"""

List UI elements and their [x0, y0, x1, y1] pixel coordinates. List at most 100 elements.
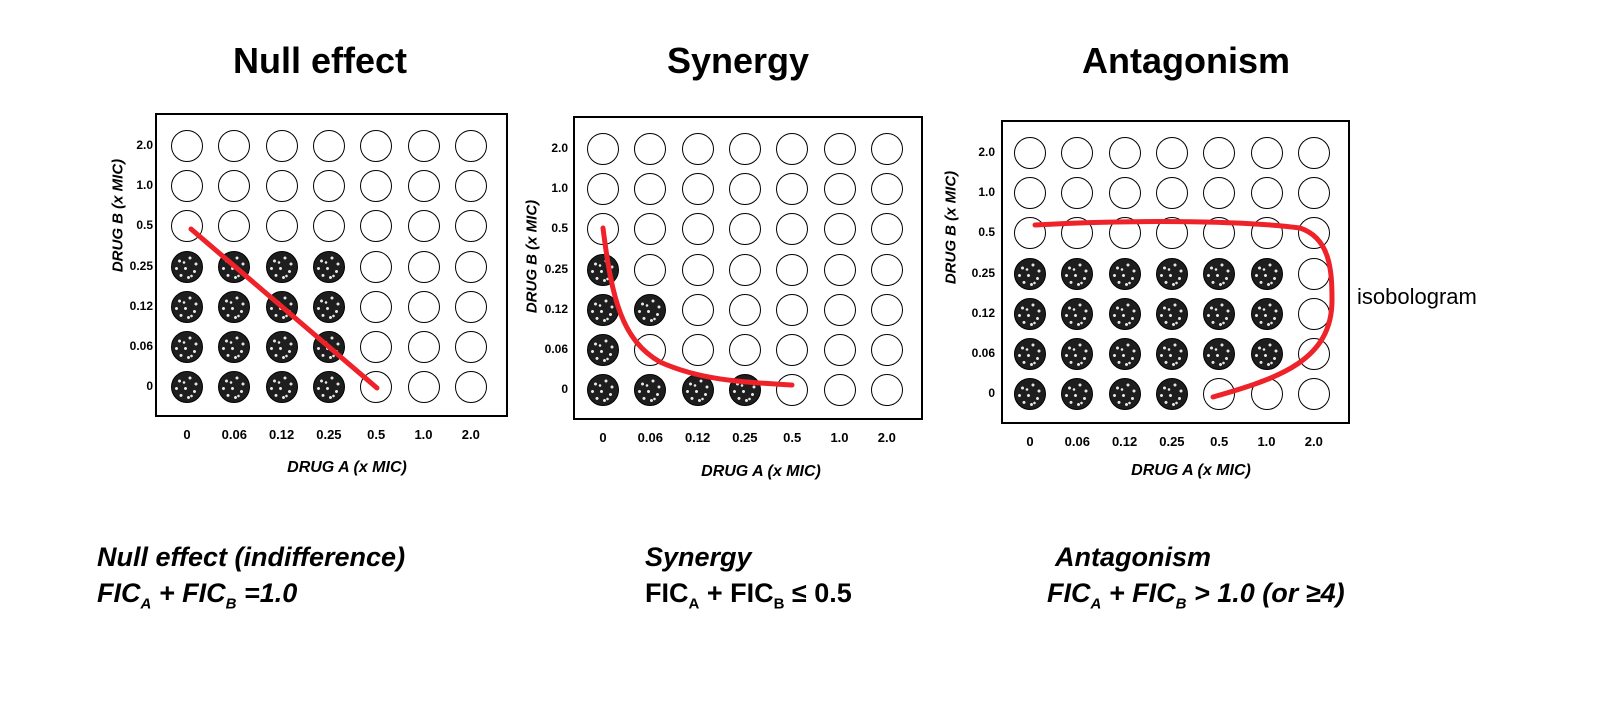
well-no-growth: [407, 170, 440, 203]
well-growth: [1203, 297, 1236, 330]
well-no-growth: [1014, 177, 1046, 210]
y-axis-label-synergy: DRUG B (x MIC): [523, 199, 541, 314]
well-no-growth: [454, 210, 487, 243]
isobologram-label: isobologram: [1357, 284, 1477, 309]
well-growth: [265, 290, 298, 323]
well-no-growth: [454, 331, 487, 363]
well-growth: [218, 250, 251, 283]
well-growth: [587, 374, 619, 407]
well-no-growth: [823, 213, 856, 246]
well-growth: [1155, 297, 1188, 330]
well-no-growth: [823, 374, 856, 407]
well-no-growth: [587, 173, 619, 206]
well-no-growth: [1108, 217, 1141, 250]
well-no-growth: [681, 213, 714, 246]
well-no-growth: [1297, 217, 1330, 250]
well-no-growth: [360, 331, 393, 363]
well-no-growth: [454, 371, 487, 404]
well-no-growth: [407, 130, 440, 162]
well-growth: [171, 371, 203, 404]
y-tick-label: 1.0: [551, 181, 568, 196]
well-no-growth: [870, 334, 903, 366]
well-no-growth: [634, 253, 667, 286]
well-growth: [1203, 257, 1236, 290]
well-no-growth: [1250, 177, 1283, 210]
x-tick-label: 0.5: [367, 427, 386, 442]
well-no-growth: [1297, 177, 1330, 210]
well-no-growth: [1061, 177, 1094, 210]
well-growth: [1108, 297, 1141, 330]
well-no-growth: [728, 293, 761, 326]
x-tick-label: 0.12: [684, 430, 711, 445]
well-no-growth: [870, 293, 903, 326]
y-tick-label: 0.12: [544, 301, 568, 316]
x-tick-label: 0.25: [316, 427, 342, 442]
y-tick-label: 0: [988, 386, 995, 401]
well-growth: [1014, 297, 1046, 330]
well-growth: [1108, 338, 1141, 370]
well-growth: [1061, 257, 1094, 290]
y-tick-label: 2.0: [551, 141, 568, 155]
well-no-growth: [218, 130, 251, 162]
well-growth: [1014, 257, 1046, 290]
well-no-growth: [407, 250, 440, 283]
y-tick-label: 0.06: [544, 342, 568, 356]
panel-title-null: Null effect: [232, 40, 408, 81]
x-tick-label: 0.12: [1111, 434, 1138, 449]
caption-antagonism-formula: FICA + FICB > 1.0 (or ≥4): [1047, 578, 1345, 613]
well-no-growth: [728, 334, 761, 366]
caption-null-formula: FICA + FICB =1.0: [97, 578, 298, 613]
x-tick-label: 0: [1026, 434, 1034, 449]
well-no-growth: [171, 170, 203, 203]
x-tick-label: 0.25: [1159, 434, 1185, 449]
well-growth: [1250, 338, 1283, 370]
caption-null-name: Null effect (indifference): [97, 542, 406, 572]
well-no-growth: [681, 173, 714, 206]
well-growth: [1250, 257, 1283, 290]
y-tick-label: 2.0: [136, 138, 153, 152]
well-no-growth: [776, 253, 809, 286]
y-tick-label: 0.12: [129, 298, 153, 313]
well-growth: [218, 290, 251, 323]
well-no-growth: [454, 290, 487, 323]
well-growth: [1014, 338, 1046, 370]
well-no-growth: [1203, 177, 1236, 210]
well-no-growth: [1297, 297, 1330, 330]
x-tick-label: 0.25: [732, 430, 758, 445]
well-no-growth: [1108, 177, 1141, 210]
panel-title-synergy: Synergy: [666, 40, 810, 81]
well-no-growth: [360, 290, 393, 323]
x-tick-label: 0.12: [268, 427, 295, 442]
well-no-growth: [360, 170, 393, 203]
well-no-growth: [587, 133, 619, 165]
x-axis-label-antagonism: DRUG A (x MIC): [1131, 462, 1251, 479]
well-no-growth: [265, 130, 298, 162]
well-no-growth: [1297, 137, 1330, 169]
well-no-growth: [776, 293, 809, 326]
well-no-growth: [1297, 257, 1330, 290]
well-no-growth: [823, 173, 856, 206]
well-no-growth: [265, 170, 298, 203]
well-no-growth: [1250, 137, 1283, 169]
y-tick-label: 0: [561, 382, 568, 397]
y-tick-label: 2.0: [978, 145, 995, 159]
well-growth: [1203, 338, 1236, 370]
well-growth: [265, 371, 298, 404]
well-no-growth: [1203, 137, 1236, 169]
well-no-growth: [728, 253, 761, 286]
well-growth: [171, 290, 203, 323]
well-growth: [312, 371, 345, 404]
x-tick-label: 0.06: [221, 427, 247, 442]
well-no-growth: [870, 253, 903, 286]
well-no-growth: [728, 173, 761, 206]
panel-title-antagonism: Antagonism: [1081, 40, 1290, 81]
y-tick-label: 0.25: [129, 258, 153, 273]
y-tick-label: 1.0: [978, 185, 995, 200]
y-tick-label: 0.12: [971, 305, 995, 320]
well-no-growth: [312, 130, 345, 162]
x-tick-label: 1.0: [830, 430, 849, 445]
well-no-growth: [454, 250, 487, 283]
well-no-growth: [1155, 137, 1188, 169]
caption-synergy-formula: FICA + FICB ≤ 0.5: [645, 578, 852, 613]
well-no-growth: [1250, 378, 1283, 411]
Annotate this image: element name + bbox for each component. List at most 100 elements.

"""

#### [TASK INSTRUCTIONS]
Locate every line in the listing above that contains the string "panel" and copy each one out. Uppercase and lowercase letters count as different.

#### [RESULT]
panel-title-null: Null effect: [232, 40, 408, 81]
panel-title-synergy: Synergy: [666, 40, 810, 81]
panel-title-antagonism: Antagonism: [1081, 40, 1290, 81]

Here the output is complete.